#### Data records:
** START **
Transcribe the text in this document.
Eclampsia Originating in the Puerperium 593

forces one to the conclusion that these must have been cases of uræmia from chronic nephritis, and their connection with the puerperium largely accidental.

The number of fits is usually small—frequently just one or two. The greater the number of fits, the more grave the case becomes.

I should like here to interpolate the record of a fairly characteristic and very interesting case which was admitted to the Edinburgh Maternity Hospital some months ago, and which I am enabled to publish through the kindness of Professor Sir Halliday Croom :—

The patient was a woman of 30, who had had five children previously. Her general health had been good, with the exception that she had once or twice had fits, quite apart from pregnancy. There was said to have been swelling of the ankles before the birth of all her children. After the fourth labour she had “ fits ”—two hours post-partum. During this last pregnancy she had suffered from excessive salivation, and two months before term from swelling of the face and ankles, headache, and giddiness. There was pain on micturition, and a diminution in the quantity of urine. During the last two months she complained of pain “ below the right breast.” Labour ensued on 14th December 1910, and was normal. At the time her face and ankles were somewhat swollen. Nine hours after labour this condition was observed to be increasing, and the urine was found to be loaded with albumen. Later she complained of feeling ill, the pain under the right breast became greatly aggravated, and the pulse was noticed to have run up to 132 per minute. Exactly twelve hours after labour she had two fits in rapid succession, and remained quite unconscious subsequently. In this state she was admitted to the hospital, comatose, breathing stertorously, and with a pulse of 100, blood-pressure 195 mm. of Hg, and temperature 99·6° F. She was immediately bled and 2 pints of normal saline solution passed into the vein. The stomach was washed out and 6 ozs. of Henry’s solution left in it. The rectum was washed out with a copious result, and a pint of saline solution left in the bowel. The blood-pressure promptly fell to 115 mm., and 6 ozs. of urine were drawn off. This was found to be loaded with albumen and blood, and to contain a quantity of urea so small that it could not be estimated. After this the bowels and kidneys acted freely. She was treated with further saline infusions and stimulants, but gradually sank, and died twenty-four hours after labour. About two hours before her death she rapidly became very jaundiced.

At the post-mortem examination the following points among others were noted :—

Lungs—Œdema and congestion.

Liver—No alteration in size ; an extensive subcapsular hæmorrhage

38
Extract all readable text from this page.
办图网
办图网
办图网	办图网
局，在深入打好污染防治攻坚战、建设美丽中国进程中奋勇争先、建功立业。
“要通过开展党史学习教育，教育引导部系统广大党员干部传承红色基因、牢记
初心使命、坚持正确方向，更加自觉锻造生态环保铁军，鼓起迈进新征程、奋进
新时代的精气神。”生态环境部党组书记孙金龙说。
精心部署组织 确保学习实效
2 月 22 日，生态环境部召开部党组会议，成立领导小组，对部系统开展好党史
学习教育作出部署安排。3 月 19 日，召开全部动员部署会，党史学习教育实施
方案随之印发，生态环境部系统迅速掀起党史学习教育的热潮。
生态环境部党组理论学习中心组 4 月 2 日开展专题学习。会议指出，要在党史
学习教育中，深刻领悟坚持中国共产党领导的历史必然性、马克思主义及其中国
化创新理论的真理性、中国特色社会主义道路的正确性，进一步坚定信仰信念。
** END **
#### DIRECTIVE:
Copy every line of the entries above in which "text" occurs.

#### REPLY:
Transcribe the text in this document.
Extract all readable text from this page.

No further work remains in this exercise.